▶ _Task to complete_
Gather all lines from the material that contain "остатки".

══ Given records ══

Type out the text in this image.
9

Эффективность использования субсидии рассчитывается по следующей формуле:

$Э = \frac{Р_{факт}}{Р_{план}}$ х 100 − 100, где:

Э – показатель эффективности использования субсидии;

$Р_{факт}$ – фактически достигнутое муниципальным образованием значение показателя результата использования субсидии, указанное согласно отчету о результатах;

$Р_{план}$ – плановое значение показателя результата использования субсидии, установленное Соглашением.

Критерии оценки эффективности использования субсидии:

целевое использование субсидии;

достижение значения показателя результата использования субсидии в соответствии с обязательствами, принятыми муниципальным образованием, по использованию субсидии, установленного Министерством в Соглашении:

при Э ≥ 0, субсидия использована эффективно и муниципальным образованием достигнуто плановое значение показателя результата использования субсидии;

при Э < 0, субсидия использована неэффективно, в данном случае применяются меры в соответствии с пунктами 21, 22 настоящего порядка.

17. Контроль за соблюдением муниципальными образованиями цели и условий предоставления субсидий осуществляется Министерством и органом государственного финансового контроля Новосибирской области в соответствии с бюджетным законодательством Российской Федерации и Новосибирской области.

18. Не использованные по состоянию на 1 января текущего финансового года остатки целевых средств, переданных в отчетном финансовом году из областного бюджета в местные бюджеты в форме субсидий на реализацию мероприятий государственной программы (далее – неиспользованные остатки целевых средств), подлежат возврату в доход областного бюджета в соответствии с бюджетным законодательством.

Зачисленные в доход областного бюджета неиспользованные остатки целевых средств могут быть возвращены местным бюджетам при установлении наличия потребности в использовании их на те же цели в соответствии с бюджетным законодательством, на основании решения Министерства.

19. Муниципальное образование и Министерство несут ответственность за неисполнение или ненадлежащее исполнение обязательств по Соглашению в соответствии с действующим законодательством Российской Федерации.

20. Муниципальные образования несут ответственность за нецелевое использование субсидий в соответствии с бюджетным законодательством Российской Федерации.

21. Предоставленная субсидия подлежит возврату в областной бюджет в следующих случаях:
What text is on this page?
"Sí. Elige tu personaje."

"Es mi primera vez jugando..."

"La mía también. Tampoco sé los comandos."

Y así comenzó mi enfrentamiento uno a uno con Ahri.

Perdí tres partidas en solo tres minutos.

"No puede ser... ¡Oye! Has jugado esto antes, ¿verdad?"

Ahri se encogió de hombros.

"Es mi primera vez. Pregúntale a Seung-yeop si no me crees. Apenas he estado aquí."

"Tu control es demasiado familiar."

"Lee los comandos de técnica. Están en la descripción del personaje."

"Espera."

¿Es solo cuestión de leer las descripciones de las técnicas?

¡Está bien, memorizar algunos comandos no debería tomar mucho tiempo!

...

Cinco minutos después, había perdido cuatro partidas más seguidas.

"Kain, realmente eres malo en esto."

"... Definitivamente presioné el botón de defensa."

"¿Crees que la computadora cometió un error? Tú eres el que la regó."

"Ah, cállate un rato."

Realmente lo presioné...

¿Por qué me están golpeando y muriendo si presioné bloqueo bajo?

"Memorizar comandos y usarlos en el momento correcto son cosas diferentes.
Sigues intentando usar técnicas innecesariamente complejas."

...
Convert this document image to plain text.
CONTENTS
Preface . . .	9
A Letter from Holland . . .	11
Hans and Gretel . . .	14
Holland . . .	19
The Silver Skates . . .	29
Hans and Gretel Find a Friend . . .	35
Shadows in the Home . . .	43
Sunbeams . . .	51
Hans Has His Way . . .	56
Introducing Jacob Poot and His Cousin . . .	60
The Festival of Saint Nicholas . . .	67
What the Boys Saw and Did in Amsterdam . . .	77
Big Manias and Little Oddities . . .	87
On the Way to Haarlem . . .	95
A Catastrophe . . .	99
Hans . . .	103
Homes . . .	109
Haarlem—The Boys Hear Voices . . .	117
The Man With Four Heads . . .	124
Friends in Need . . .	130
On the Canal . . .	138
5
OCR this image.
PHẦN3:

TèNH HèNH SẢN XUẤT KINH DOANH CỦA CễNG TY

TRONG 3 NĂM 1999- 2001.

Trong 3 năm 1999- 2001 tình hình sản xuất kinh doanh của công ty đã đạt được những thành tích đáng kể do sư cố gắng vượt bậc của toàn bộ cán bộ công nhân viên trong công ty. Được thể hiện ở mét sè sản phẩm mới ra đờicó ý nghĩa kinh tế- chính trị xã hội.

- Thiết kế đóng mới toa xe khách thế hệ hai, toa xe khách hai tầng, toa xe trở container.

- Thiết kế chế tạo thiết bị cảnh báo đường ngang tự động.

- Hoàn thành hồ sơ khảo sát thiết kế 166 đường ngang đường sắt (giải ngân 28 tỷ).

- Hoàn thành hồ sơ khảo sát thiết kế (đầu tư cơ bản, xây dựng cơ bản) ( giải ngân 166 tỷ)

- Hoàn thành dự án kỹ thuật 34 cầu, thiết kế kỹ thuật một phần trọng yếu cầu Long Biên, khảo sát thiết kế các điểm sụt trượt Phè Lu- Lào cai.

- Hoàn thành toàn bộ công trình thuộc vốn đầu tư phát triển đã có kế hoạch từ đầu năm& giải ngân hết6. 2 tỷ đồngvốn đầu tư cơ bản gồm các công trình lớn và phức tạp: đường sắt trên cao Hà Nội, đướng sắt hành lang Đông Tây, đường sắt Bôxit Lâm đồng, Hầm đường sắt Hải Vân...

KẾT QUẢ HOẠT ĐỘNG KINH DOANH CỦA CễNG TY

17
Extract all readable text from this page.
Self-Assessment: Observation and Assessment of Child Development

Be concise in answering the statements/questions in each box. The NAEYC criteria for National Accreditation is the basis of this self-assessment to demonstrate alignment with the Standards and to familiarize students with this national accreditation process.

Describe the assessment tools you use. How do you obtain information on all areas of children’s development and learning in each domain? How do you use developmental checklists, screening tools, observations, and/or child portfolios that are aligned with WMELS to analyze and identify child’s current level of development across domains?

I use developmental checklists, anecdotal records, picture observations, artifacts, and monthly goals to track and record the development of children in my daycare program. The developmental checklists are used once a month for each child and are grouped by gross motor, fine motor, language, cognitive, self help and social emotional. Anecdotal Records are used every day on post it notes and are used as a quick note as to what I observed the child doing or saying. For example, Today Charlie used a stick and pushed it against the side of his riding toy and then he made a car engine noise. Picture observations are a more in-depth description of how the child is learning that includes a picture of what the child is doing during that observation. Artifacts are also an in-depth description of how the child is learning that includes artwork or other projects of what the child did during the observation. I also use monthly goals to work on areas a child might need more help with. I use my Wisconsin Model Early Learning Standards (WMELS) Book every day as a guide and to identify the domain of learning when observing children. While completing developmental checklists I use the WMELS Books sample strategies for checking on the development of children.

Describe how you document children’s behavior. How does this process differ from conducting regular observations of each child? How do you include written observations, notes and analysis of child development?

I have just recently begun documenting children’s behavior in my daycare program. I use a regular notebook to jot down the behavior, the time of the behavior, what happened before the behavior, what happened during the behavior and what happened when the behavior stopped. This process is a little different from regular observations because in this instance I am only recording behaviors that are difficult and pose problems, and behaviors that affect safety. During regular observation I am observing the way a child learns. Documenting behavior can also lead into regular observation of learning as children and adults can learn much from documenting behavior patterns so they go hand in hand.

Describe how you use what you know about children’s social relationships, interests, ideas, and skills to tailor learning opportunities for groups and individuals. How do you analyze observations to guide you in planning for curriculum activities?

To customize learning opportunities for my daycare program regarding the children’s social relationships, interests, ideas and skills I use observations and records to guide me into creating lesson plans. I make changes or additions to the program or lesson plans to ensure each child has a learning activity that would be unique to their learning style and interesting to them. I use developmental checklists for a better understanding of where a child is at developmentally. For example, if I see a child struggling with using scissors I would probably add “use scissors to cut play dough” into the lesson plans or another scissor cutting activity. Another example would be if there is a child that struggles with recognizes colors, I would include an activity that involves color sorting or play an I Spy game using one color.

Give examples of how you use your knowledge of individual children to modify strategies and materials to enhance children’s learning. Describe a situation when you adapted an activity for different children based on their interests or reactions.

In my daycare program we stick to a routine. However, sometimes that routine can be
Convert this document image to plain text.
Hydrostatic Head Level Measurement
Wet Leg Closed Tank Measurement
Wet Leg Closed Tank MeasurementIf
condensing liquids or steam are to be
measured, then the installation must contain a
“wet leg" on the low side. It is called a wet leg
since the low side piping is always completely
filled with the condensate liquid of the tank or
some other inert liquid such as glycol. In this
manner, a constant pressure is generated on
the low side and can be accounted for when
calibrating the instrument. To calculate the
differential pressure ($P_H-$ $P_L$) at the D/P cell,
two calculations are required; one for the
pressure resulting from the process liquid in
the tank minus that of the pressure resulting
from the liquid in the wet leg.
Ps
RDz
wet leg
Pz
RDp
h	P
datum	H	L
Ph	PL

═══

▶ _Reply_
18. Не использованные по состоянию на 1 января текущего финансового года остатки целевых средств, переданных в отчетном финансовом году из областного бюджета в местные бюджеты в форме субсидий на реализацию мероприятий государственной программы (далее – неиспользованные остатки целевых средств), подлежат возврату в доход областного бюджета в соответствии с бюджетным законодательством.
Зачисленные в доход областного бюджета неиспользованные остатки целевых средств могут быть возвращены местным бюджетам при установлении наличия потребности в использовании их на те же цели в соответствии с бюджетным законодательством, на основании решения Министерства.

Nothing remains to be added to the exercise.